Exercise goal
Select the lines below containing the word "HENRY".
────────────────
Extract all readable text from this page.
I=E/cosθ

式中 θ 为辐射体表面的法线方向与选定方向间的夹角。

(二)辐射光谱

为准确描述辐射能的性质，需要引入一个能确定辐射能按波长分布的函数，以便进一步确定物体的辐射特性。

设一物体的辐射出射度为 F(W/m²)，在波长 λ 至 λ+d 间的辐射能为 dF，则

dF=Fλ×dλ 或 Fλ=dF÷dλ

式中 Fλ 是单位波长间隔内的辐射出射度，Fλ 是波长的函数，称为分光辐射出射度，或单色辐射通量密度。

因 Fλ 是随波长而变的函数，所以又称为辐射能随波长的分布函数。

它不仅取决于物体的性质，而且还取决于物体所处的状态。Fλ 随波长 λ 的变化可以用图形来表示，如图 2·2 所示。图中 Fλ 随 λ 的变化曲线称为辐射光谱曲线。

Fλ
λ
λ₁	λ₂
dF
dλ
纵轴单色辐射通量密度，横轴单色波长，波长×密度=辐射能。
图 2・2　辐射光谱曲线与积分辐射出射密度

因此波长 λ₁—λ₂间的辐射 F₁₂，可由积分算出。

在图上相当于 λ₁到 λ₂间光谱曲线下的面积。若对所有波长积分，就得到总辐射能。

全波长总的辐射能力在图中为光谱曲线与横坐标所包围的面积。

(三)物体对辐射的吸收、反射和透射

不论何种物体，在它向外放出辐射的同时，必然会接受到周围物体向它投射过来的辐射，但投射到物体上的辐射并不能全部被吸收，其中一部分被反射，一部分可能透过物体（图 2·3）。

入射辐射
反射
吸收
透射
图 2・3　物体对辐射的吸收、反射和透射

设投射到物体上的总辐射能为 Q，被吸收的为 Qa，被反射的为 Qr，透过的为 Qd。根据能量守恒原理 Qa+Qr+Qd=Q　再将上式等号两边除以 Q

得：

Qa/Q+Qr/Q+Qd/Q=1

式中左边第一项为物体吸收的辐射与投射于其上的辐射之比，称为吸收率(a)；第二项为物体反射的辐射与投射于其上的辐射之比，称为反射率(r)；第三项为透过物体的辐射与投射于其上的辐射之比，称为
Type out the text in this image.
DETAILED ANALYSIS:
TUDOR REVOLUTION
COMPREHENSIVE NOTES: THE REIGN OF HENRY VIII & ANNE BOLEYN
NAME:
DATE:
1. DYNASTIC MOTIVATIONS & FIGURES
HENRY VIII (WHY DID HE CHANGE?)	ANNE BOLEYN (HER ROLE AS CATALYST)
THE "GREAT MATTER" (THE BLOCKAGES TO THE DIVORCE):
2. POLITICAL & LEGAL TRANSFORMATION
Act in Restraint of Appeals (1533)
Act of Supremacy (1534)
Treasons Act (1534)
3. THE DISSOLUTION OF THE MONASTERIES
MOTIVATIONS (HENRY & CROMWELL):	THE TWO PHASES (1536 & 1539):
────────────────
Answer to the exercise
COMPREHENSIVE NOTES: THE REIGN OF HENRY VIII & ANNE BOLEYN
HENRY VIII (WHY DID HE CHANGE?)	ANNE BOLEYN (HER ROLE AS CATALYST)
MOTIVATIONS (HENRY & CROMWELL):	THE TWO PHASES (1536 & 1539):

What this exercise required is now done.